Exercise directions
Images embedded in the records are excluded; print everything else exactly as given.

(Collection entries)
[start]

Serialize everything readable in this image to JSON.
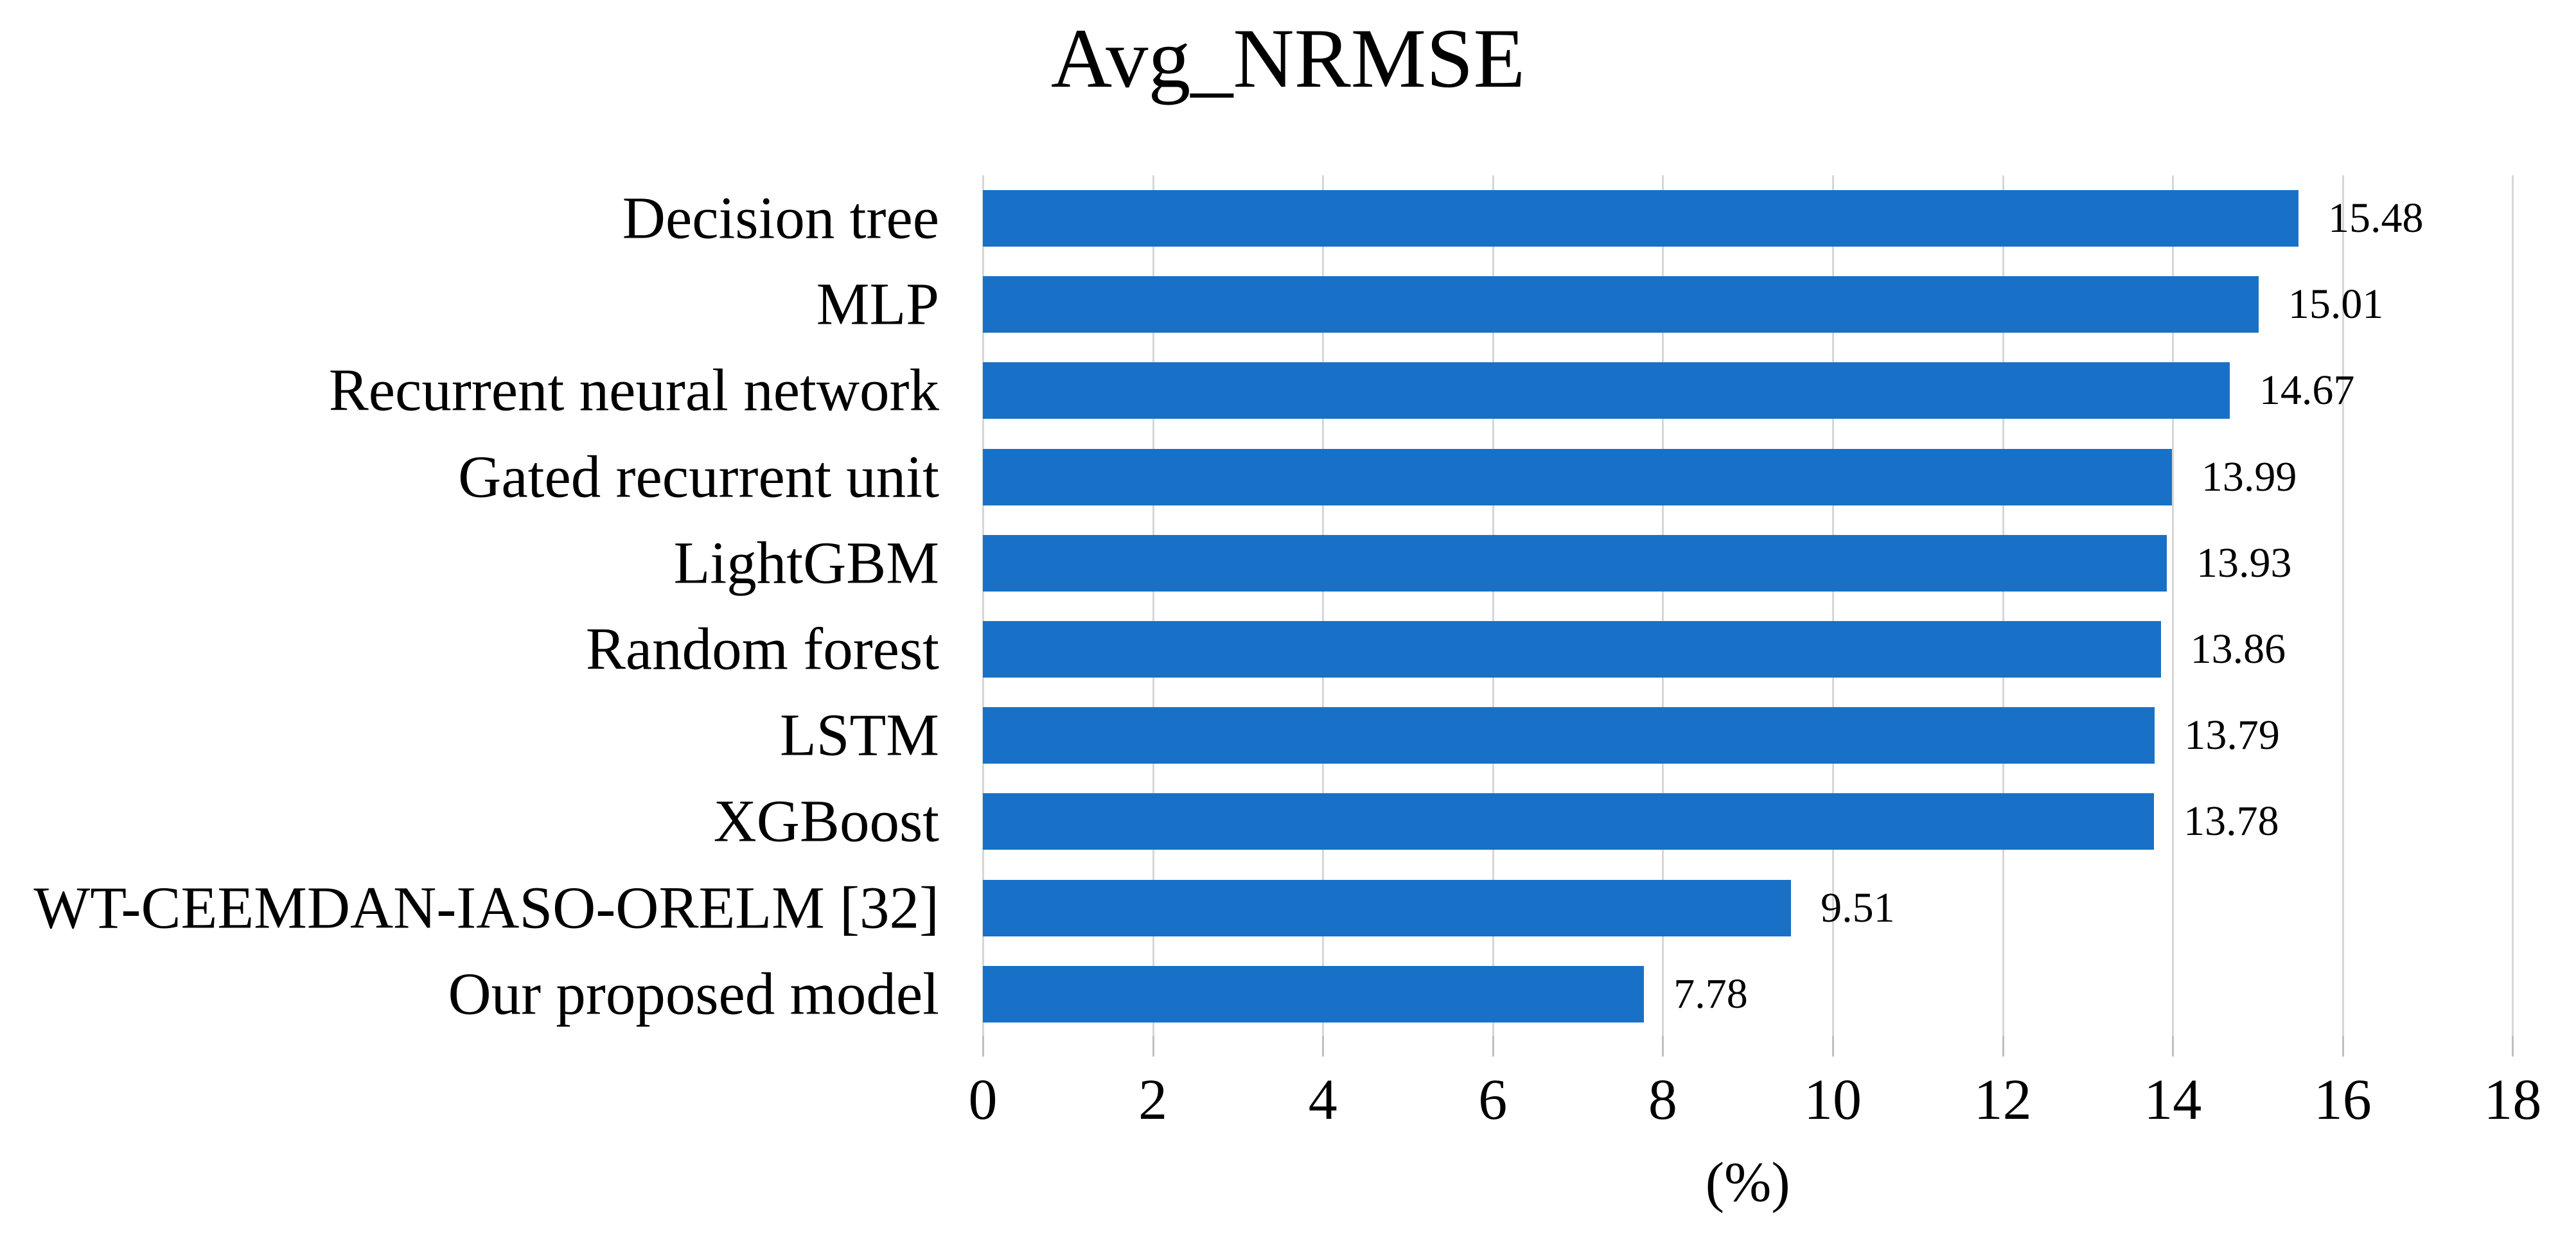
{
  "chart_data": {
    "type": "bar",
    "orientation": "horizontal",
    "title": "Avg_NRMSE",
    "xlabel": "(%)",
    "categories": [
      "Decision tree",
      "MLP",
      "Recurrent neural network",
      "Gated recurrent unit",
      "LightGBM",
      "Random forest",
      "LSTM",
      "XGBoost",
      "WT-CEEMDAN-IASO-ORELM [32]",
      "Our proposed model"
    ],
    "values": [
      15.48,
      15.01,
      14.67,
      13.99,
      13.93,
      13.86,
      13.79,
      13.78,
      9.51,
      7.78
    ],
    "value_labels": [
      "15.48",
      "15.01",
      "14.67",
      "13.99",
      "13.93",
      "13.86",
      "13.79",
      "13.78",
      "9.51",
      "7.78"
    ],
    "xlim": [
      0,
      18
    ],
    "xticks": [
      0,
      2,
      4,
      6,
      8,
      10,
      12,
      14,
      16,
      18
    ],
    "grid": "vertical",
    "legend": "none",
    "colors": {
      "bar": "#1871C6",
      "gridline": "#D6D6D6",
      "tick_mark": "#BFBFBF",
      "text": "#000000",
      "background": "#FFFFFF"
    }
  }
}
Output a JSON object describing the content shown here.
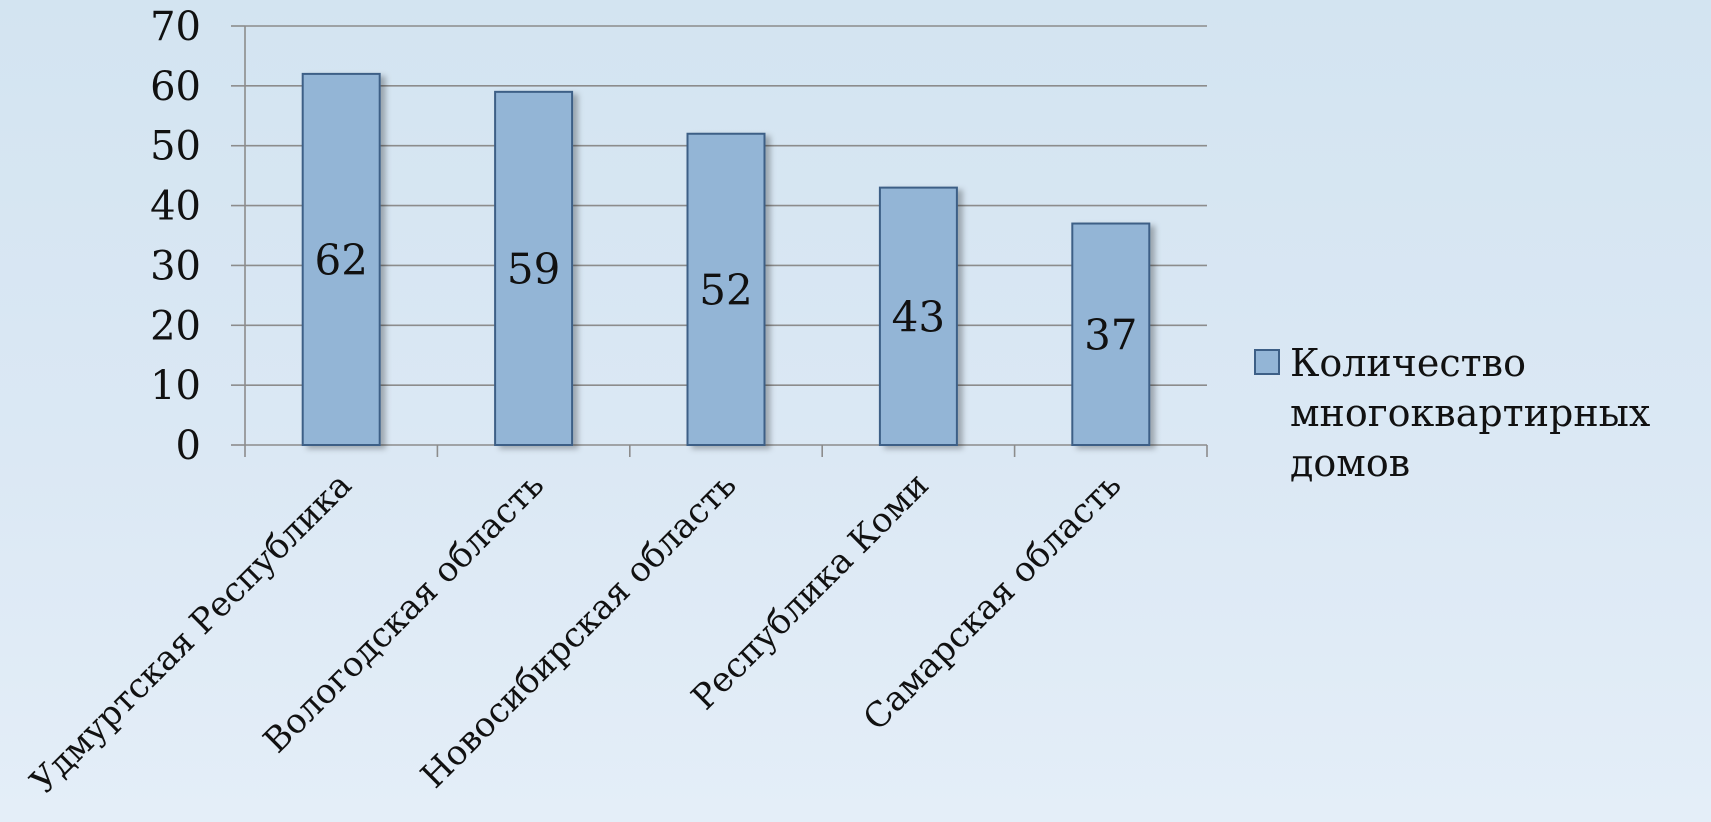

[end]

Problem solution
Serialize everything readable in this image to JSON.
{
  "chart_data": {
    "type": "bar",
    "orientation": "horizontal",
    "title": "Avg_NRMSE",
    "xlabel": "(%)",
    "categories": [
      "Decision tree",
      "MLP",
      "Recurrent neural network",
      "Gated recurrent unit",
      "LightGBM",
      "Random forest",
      "LSTM",
      "XGBoost",
      "WT-CEEMDAN-IASO-ORELM [32]",
      "Our proposed model"
    ],
    "values": [
      15.48,
      15.01,
      14.67,
      13.99,
      13.93,
      13.86,
      13.79,
      13.78,
      9.51,
      7.78
    ],
    "value_labels": [
      "15.48",
      "15.01",
      "14.67",
      "13.99",
      "13.93",
      "13.86",
      "13.79",
      "13.78",
      "9.51",
      "7.78"
    ],
    "xlim": [
      0,
      18
    ],
    "xticks": [
      0,
      2,
      4,
      6,
      8,
      10,
      12,
      14,
      16,
      18
    ],
    "grid": "vertical",
    "legend": "none",
    "colors": {
      "bar": "#1871C6",
      "gridline": "#D6D6D6",
      "tick_mark": "#BFBFBF",
      "text": "#000000",
      "background": "#FFFFFF"
    }
  }
}
Output a JSON object describing the content shown here.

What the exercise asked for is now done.